___ Given records
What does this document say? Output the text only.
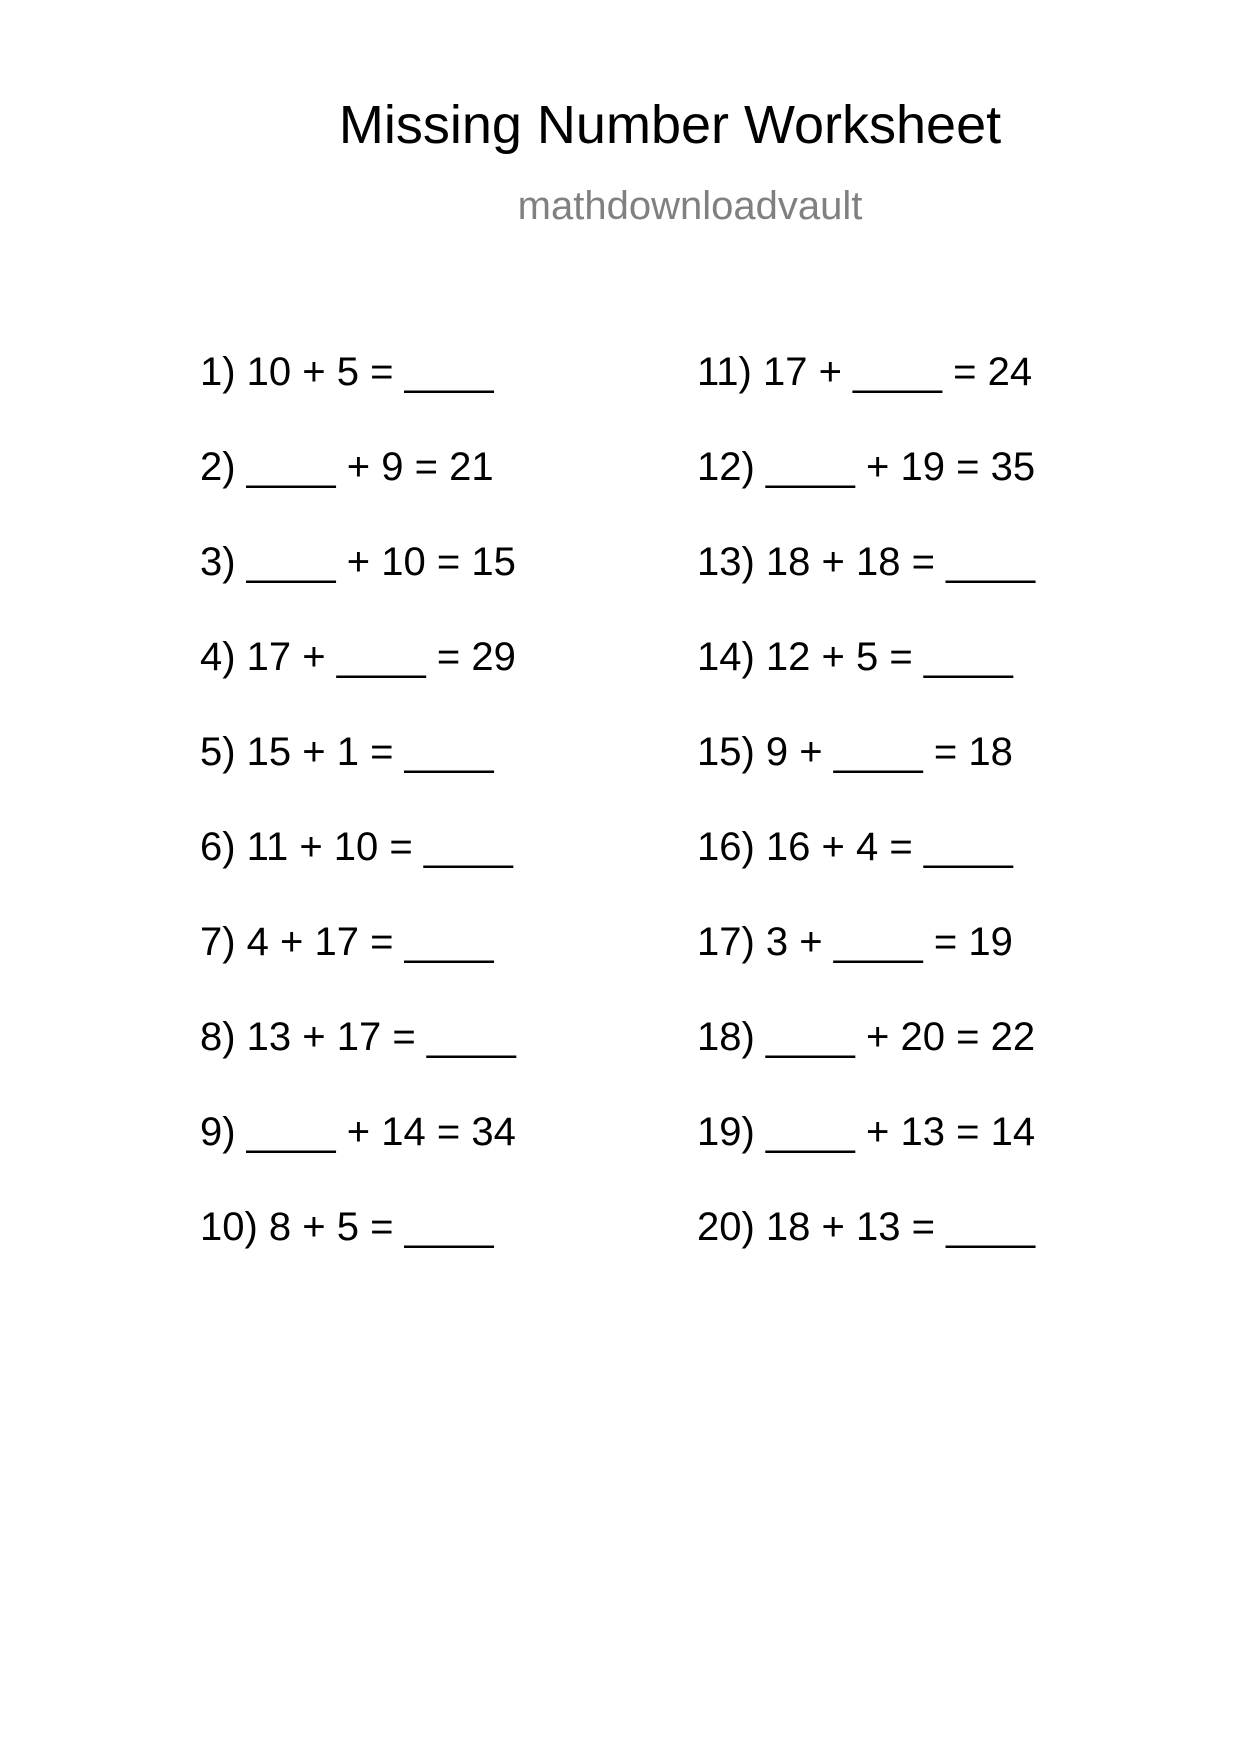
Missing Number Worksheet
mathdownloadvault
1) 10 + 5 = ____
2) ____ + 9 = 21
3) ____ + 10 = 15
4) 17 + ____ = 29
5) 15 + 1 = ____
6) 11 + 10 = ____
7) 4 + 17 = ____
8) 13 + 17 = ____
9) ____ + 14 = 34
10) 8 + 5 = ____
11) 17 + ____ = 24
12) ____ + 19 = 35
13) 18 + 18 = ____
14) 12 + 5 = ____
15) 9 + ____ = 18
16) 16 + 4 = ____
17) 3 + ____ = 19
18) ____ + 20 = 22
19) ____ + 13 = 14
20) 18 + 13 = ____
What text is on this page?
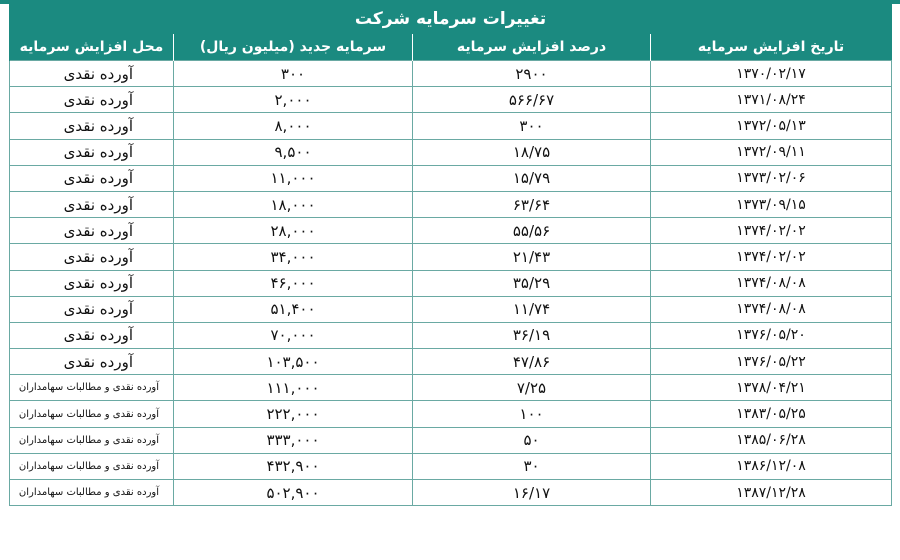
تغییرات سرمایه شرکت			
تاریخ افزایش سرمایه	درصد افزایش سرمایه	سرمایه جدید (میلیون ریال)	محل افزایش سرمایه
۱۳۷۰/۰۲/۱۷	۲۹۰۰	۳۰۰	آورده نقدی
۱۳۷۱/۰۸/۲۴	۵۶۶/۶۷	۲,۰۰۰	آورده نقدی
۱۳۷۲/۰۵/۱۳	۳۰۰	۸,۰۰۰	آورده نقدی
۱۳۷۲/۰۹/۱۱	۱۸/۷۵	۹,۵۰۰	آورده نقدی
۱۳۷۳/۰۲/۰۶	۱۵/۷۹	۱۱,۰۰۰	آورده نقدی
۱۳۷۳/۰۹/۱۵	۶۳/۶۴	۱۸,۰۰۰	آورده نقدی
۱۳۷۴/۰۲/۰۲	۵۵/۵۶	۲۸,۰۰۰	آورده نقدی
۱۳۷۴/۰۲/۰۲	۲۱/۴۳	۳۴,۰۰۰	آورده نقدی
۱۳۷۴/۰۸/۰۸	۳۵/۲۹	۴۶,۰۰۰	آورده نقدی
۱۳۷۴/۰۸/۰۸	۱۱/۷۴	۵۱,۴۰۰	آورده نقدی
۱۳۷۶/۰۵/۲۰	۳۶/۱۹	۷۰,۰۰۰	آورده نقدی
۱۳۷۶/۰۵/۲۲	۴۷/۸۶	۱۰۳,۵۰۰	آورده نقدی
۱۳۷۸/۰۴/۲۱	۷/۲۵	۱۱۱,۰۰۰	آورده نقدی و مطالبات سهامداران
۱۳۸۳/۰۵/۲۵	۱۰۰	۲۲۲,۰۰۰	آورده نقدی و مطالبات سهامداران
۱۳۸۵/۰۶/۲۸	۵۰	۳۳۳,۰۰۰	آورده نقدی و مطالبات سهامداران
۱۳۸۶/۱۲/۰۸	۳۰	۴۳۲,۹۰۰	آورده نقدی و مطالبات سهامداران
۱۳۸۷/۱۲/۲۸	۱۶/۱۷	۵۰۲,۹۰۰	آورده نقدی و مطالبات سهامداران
______
• Instructions for the task
Reproduce every entry word for word, but skip any pictures.

• Task response
What does this document say? Output the text only.
Missing Number Worksheet
mathdownloadvault
1) 10 + 5 = ____
2) ____ + 9 = 21
3) ____ + 10 = 15
4) 17 + ____ = 29
5) 15 + 1 = ____
6) 11 + 10 = ____
7) 4 + 17 = ____
8) 13 + 17 = ____
9) ____ + 14 = 34
10) 8 + 5 = ____
11) 17 + ____ = 24
12) ____ + 19 = 35
13) 18 + 18 = ____
14) 12 + 5 = ____
15) 9 + ____ = 18
16) 16 + 4 = ____
17) 3 + ____ = 19
18) ____ + 20 = 22
19) ____ + 13 = 14
20) 18 + 13 = ____
What text is on this page?
تغییرات سرمایه شرکت			
تاریخ افزایش سرمایه	درصد افزایش سرمایه	سرمایه جدید (میلیون ریال)	محل افزایش سرمایه
۱۳۷۰/۰۲/۱۷	۲۹۰۰	۳۰۰	آورده نقدی
۱۳۷۱/۰۸/۲۴	۵۶۶/۶۷	۲,۰۰۰	آورده نقدی
۱۳۷۲/۰۵/۱۳	۳۰۰	۸,۰۰۰	آورده نقدی
۱۳۷۲/۰۹/۱۱	۱۸/۷۵	۹,۵۰۰	آورده نقدی
۱۳۷۳/۰۲/۰۶	۱۵/۷۹	۱۱,۰۰۰	آورده نقدی
۱۳۷۳/۰۹/۱۵	۶۳/۶۴	۱۸,۰۰۰	آورده نقدی
۱۳۷۴/۰۲/۰۲	۵۵/۵۶	۲۸,۰۰۰	آورده نقدی
۱۳۷۴/۰۲/۰۲	۲۱/۴۳	۳۴,۰۰۰	آورده نقدی
۱۳۷۴/۰۸/۰۸	۳۵/۲۹	۴۶,۰۰۰	آورده نقدی
۱۳۷۴/۰۸/۰۸	۱۱/۷۴	۵۱,۴۰۰	آورده نقدی
۱۳۷۶/۰۵/۲۰	۳۶/۱۹	۷۰,۰۰۰	آورده نقدی
۱۳۷۶/۰۵/۲۲	۴۷/۸۶	۱۰۳,۵۰۰	آورده نقدی
۱۳۷۸/۰۴/۲۱	۷/۲۵	۱۱۱,۰۰۰	آورده نقدی و مطالبات سهامداران
۱۳۸۳/۰۵/۲۵	۱۰۰	۲۲۲,۰۰۰	آورده نقدی و مطالبات سهامداران
۱۳۸۵/۰۶/۲۸	۵۰	۳۳۳,۰۰۰	آورده نقدی و مطالبات سهامداران
۱۳۸۶/۱۲/۰۸	۳۰	۴۳۲,۹۰۰	آورده نقدی و مطالبات سهامداران
۱۳۸۷/۱۲/۲۸	۱۶/۱۷	۵۰۲,۹۰۰	آورده نقدی و مطالبات سهامداران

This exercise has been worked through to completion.